## START INFORMATION SHOWN
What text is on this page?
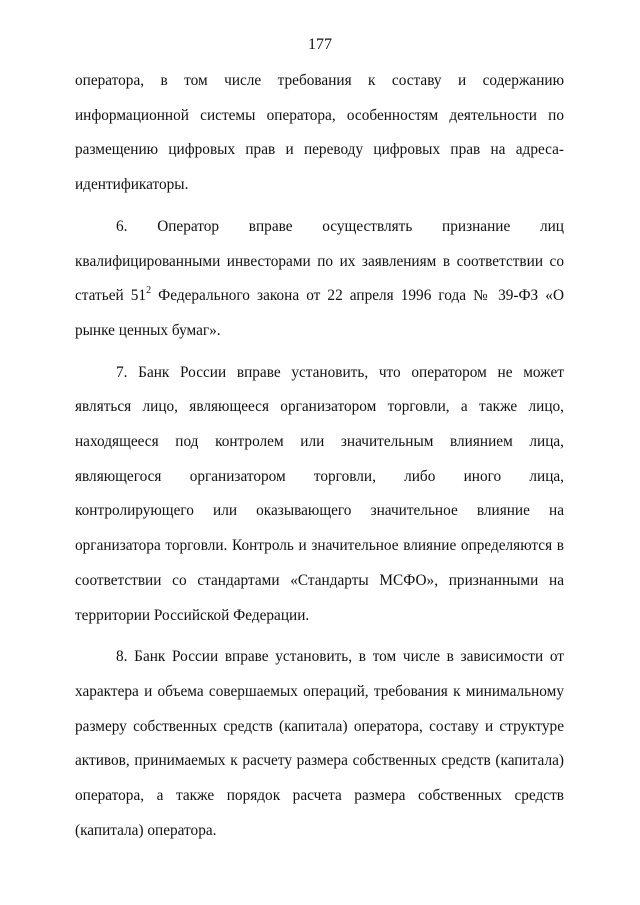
177

оператора, в том числе требования к составу и содержанию информационной системы оператора, особенностям деятельности по размещению цифровых прав и переводу цифровых прав на адреса-идентификаторы.

6. Оператор вправе осуществлять признание лиц квалифицированными инвесторами по их заявлениям в соответствии со статьей $51^2$ Федерального закона от 22 апреля 1996 года № 39-ФЗ «О рынке ценных бумаг».

7. Банк России вправе установить, что оператором не может являться лицо, являющееся организатором торговли, а также лицо, находящееся под контролем или значительным влиянием лица, являющегося организатором торговли, либо иного лица, контролирующего или оказывающего значительное влияние на организатора торговли. Контроль и значительное влияние определяются в соответствии со стандартами «Стандарты МСФО», признанными на территории Российской Федерации.

8. Банк России вправе установить, в том числе в зависимости от характера и объема совершаемых операций, требования к минимальному размеру собственных средств (капитала) оператора, составу и структуре активов, принимаемых к расчету размера собственных средств (капитала) оператора, а также порядок расчета размера собственных средств (капитала) оператора.
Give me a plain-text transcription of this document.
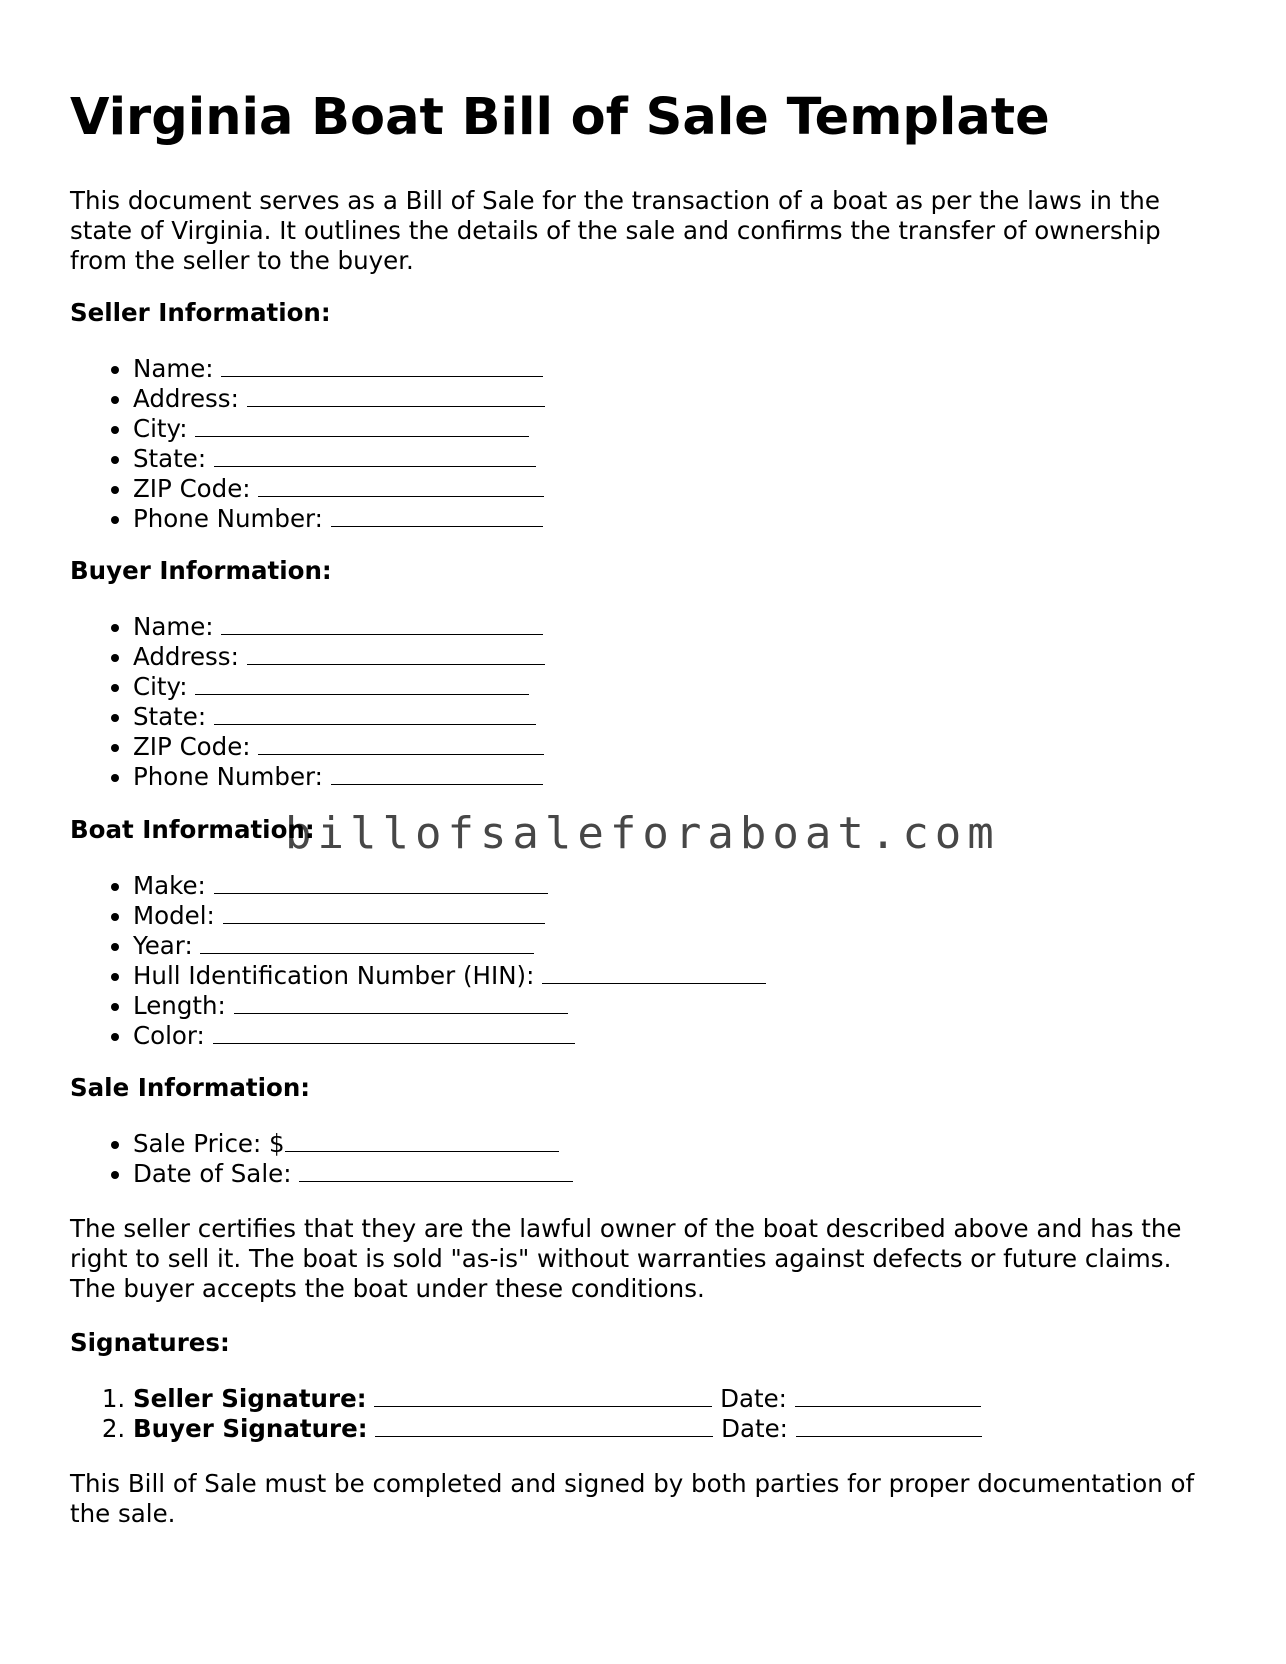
Virginia Boat Bill of Sale Template

This document serves as a Bill of Sale for the transaction of a boat as per the laws in the state of Virginia. It outlines the details of the sale and confirms the transfer of ownership from the seller to the buyer.

Seller Information:

• Name:
• Address:
• City:
• State:
• ZIP Code:
• Phone Number:

Buyer Information:

• Name:
• Address:
• City:
• State:
• ZIP Code:
• Phone Number:

Boat Information:

• Make:
• Model:
• Year:
• Hull Identification Number (HIN):
• Length:
• Color:

Sale Information:

• Sale Price: $
• Date of Sale:

The seller certifies that they are the lawful owner of the boat described above and has the right to sell it. The boat is sold "as-is" without warranties against defects or future claims. The buyer accepts the boat under these conditions.

Signatures:

1. Seller Signature:	Date:
2. Buyer Signature:	Date:

This Bill of Sale must be completed and signed by both parties for proper documentation of the sale.

billofsaleforaboat.com
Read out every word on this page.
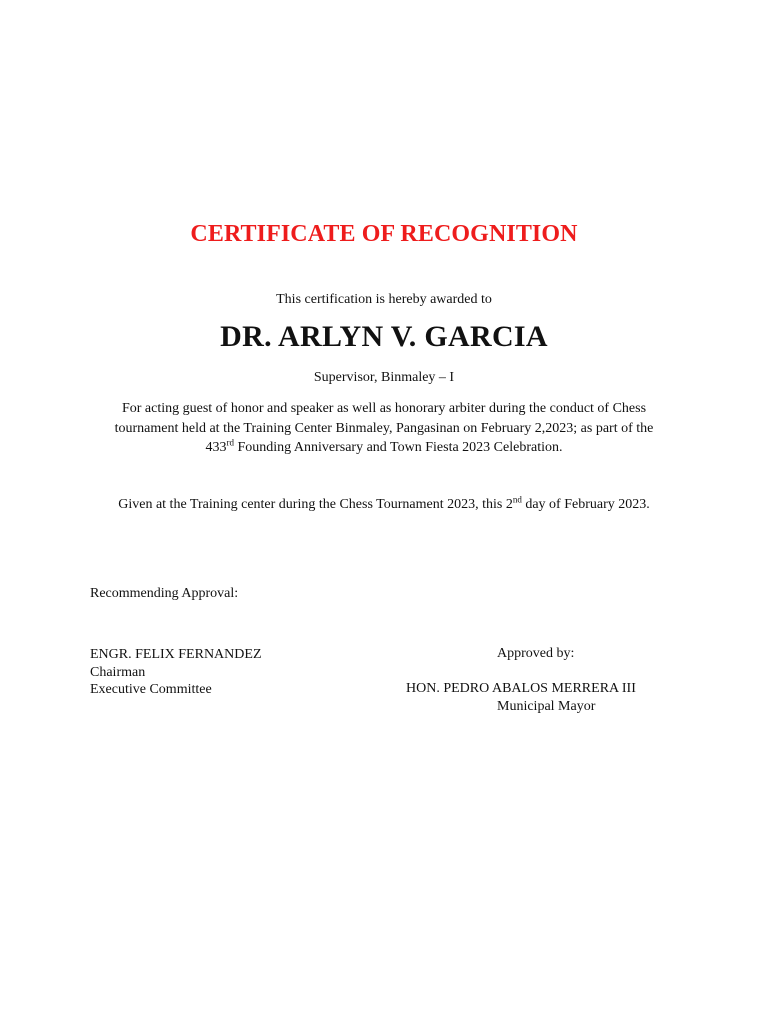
CERTIFICATE OF RECOGNITION
This certification is hereby awarded to
DR. ARLYN V. GARCIA
Supervisor, Binmaley – I
For acting guest of honor and speaker as well as honorary arbiter during the conduct of Chess
tournament held at the Training Center Binmaley, Pangasinan on February 2,2023; as part of the
433rd Founding Anniversary and Town Fiesta 2023 Celebration.
Given at the Training center during the Chess Tournament 2023, this 2nd day of February 2023.
Recommending Approval:
ENGR. FELIX FERNANDEZ
Chairman
Executive Committee
Approved by:
HON. PEDRO ABALOS MERRERA III
Municipal Mayor
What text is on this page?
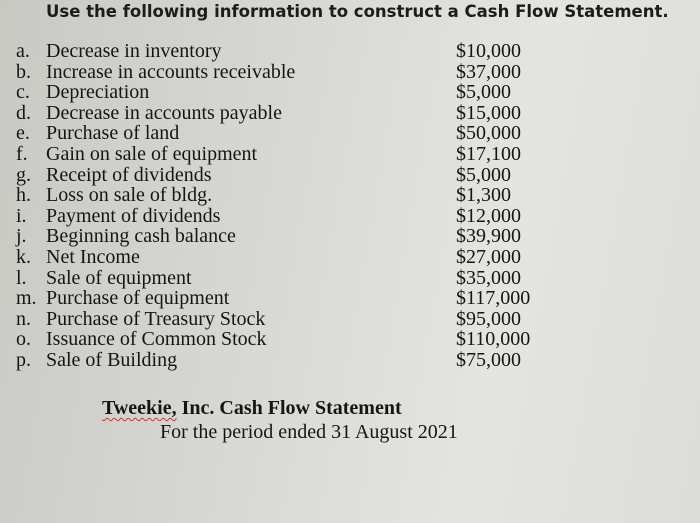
Use the following information to construct a Cash Flow Statement.
a. Decrease in inventory	$10,000
b. Increase in accounts receivable	$37,000
c. Depreciation	$5,000
d. Decrease in accounts payable	$15,000
e. Purchase of land	$50,000
f. Gain on sale of equipment	$17,100
g. Receipt of dividends	$5,000
h. Loss on sale of bldg.	$1,300
i. Payment of dividends	$12,000
j. Beginning cash balance	$39,900
k. Net Income	$27,000
l. Sale of equipment	$35,000
m. Purchase of equipment	$117,000
n. Purchase of Treasury Stock	$95,000
o. Issuance of Common Stock	$110,000
p. Sale of Building	$75,000
Tweekie, Inc. Cash Flow Statement
For the period ended 31 August 2021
## END INFORMATION SHOWN
◆ DIRECTIONS:
Go through the entries above and print each one exactly, minus the pictures.

◆ RESULT OF THIS EXERCISE:
What text is on this page?
177

оператора, в том числе требования к составу и содержанию информационной системы оператора, особенностям деятельности по размещению цифровых прав и переводу цифровых прав на адреса-идентификаторы.

6. Оператор вправе осуществлять признание лиц квалифицированными инвесторами по их заявлениям в соответствии со статьей $51^2$ Федерального закона от 22 апреля 1996 года № 39-ФЗ «О рынке ценных бумаг».

7. Банк России вправе установить, что оператором не может являться лицо, являющееся организатором торговли, а также лицо, находящееся под контролем или значительным влиянием лица, являющегося организатором торговли, либо иного лица, контролирующего или оказывающего значительное влияние на организатора торговли. Контроль и значительное влияние определяются в соответствии со стандартами «Стандарты МСФО», признанными на территории Российской Федерации.

8. Банк России вправе установить, в том числе в зависимости от характера и объема совершаемых операций, требования к минимальному размеру собственных средств (капитала) оператора, составу и структуре активов, принимаемых к расчету размера собственных средств (капитала) оператора, а также порядок расчета размера собственных средств (капитала) оператора.
Give me a plain-text transcription of this document.
Virginia Boat Bill of Sale Template

This document serves as a Bill of Sale for the transaction of a boat as per the laws in the state of Virginia. It outlines the details of the sale and confirms the transfer of ownership from the seller to the buyer.

Seller Information:

• Name:
• Address:
• City:
• State:
• ZIP Code:
• Phone Number:

Buyer Information:

• Name:
• Address:
• City:
• State:
• ZIP Code:
• Phone Number:

Boat Information:

• Make:
• Model:
• Year:
• Hull Identification Number (HIN):
• Length:
• Color:

Sale Information:

• Sale Price: $
• Date of Sale:

The seller certifies that they are the lawful owner of the boat described above and has the right to sell it. The boat is sold "as-is" without warranties against defects or future claims. The buyer accepts the boat under these conditions.

Signatures:

1. Seller Signature:	Date:
2. Buyer Signature:	Date:

This Bill of Sale must be completed and signed by both parties for proper documentation of the sale.

billofsaleforaboat.com
Read out every word on this page.
CERTIFICATE OF RECOGNITION
This certification is hereby awarded to
DR. ARLYN V. GARCIA
Supervisor, Binmaley – I
For acting guest of honor and speaker as well as honorary arbiter during the conduct of Chess
tournament held at the Training Center Binmaley, Pangasinan on February 2,2023; as part of the
433rd Founding Anniversary and Town Fiesta 2023 Celebration.
Given at the Training center during the Chess Tournament 2023, this 2nd day of February 2023.
Recommending Approval:
ENGR. FELIX FERNANDEZ
Chairman
Executive Committee
Approved by:
HON. PEDRO ABALOS MERRERA III
Municipal Mayor
What text is on this page?
Use the following information to construct a Cash Flow Statement.
a. Decrease in inventory	$10,000
b. Increase in accounts receivable	$37,000
c. Depreciation	$5,000
d. Decrease in accounts payable	$15,000
e. Purchase of land	$50,000
f. Gain on sale of equipment	$17,100
g. Receipt of dividends	$5,000
h. Loss on sale of bldg.	$1,300
i. Payment of dividends	$12,000
j. Beginning cash balance	$39,900
k. Net Income	$27,000
l. Sale of equipment	$35,000
m. Purchase of equipment	$117,000
n. Purchase of Treasury Stock	$95,000
o. Issuance of Common Stock	$110,000
p. Sale of Building	$75,000
Tweekie, Inc. Cash Flow Statement
For the period ended 31 August 2021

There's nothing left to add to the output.